* BEGIN DATASET ENTRIES *
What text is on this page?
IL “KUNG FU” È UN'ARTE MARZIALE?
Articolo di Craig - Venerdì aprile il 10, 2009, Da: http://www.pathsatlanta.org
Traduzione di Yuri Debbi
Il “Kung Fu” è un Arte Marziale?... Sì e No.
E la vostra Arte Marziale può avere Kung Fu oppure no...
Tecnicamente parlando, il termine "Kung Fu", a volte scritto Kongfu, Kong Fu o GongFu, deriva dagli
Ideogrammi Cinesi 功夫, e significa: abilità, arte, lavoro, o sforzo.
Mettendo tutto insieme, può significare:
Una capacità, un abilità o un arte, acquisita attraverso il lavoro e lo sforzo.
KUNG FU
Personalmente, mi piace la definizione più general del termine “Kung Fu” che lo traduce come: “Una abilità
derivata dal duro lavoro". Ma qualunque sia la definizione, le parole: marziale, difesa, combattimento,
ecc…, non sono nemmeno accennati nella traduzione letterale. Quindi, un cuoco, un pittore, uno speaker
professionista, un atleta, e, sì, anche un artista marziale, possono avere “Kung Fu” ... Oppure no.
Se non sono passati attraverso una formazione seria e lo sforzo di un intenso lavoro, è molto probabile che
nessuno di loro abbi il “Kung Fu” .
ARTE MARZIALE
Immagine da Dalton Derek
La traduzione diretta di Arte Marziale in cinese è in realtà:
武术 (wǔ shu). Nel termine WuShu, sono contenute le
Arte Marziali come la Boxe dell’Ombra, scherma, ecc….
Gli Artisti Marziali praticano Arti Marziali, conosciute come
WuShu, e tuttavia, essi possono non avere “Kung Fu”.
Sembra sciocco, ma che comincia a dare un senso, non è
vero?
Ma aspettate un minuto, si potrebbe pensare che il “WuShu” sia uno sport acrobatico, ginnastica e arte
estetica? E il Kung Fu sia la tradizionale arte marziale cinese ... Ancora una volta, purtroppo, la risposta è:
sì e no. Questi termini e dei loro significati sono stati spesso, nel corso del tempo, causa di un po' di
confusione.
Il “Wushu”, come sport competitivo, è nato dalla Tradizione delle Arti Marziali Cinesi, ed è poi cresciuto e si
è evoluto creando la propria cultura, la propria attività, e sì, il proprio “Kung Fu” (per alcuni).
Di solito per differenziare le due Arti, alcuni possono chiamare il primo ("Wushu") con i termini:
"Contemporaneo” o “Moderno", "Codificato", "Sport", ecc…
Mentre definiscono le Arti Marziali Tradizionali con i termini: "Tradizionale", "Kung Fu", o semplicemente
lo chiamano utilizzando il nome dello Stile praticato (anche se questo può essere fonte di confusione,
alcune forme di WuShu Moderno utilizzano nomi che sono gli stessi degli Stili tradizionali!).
* END DATASET ENTRIES *
* BEGIN DATASET ENTRIES *
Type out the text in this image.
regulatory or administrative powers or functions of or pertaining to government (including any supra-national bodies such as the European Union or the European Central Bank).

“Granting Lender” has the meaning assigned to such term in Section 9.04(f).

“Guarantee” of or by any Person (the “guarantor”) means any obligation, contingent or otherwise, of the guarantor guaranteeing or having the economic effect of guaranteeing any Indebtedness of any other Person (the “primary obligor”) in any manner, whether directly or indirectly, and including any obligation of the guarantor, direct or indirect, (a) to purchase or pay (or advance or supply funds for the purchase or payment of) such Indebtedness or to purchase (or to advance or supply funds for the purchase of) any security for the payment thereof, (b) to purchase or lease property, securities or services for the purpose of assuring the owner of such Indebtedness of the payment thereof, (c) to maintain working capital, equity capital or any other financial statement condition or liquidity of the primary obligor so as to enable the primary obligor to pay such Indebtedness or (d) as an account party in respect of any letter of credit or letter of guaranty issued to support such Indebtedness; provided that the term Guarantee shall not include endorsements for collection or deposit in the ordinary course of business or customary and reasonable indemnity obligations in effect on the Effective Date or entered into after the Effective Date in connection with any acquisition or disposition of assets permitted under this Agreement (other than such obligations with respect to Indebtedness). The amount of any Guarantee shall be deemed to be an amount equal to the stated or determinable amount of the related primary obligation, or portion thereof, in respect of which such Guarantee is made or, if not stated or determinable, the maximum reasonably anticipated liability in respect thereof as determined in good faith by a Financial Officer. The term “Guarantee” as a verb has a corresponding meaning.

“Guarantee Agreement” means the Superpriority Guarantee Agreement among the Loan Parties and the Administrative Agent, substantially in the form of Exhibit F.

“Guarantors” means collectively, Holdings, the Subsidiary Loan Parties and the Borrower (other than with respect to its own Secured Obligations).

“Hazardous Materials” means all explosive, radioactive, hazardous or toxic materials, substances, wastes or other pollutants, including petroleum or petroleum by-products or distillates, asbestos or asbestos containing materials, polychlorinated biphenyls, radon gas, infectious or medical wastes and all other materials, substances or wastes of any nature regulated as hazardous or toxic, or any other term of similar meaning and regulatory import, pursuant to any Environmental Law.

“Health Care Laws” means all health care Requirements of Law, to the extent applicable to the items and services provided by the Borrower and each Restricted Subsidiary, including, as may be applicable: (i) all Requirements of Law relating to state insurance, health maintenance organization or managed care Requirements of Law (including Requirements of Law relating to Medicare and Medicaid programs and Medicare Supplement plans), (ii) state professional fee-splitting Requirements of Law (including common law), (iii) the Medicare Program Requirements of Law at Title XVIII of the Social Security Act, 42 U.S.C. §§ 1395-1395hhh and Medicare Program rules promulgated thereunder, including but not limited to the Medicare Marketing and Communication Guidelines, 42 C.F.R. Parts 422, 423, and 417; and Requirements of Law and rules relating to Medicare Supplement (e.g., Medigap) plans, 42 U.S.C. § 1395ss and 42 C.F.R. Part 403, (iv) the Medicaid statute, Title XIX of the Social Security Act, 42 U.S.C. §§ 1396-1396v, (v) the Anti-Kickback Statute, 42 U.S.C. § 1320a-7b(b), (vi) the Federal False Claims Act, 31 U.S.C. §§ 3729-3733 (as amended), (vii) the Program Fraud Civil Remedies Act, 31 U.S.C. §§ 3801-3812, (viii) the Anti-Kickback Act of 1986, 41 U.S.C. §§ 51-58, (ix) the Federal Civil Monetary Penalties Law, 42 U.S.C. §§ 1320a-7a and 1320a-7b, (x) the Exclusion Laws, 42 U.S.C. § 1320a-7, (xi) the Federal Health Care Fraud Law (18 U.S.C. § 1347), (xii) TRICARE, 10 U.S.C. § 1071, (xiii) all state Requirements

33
* END DATASET ENTRIES *
## TASK TO CARRY OUT
Provide only the number of lines in the records containing the string "with".

## ANSWER BELOW
2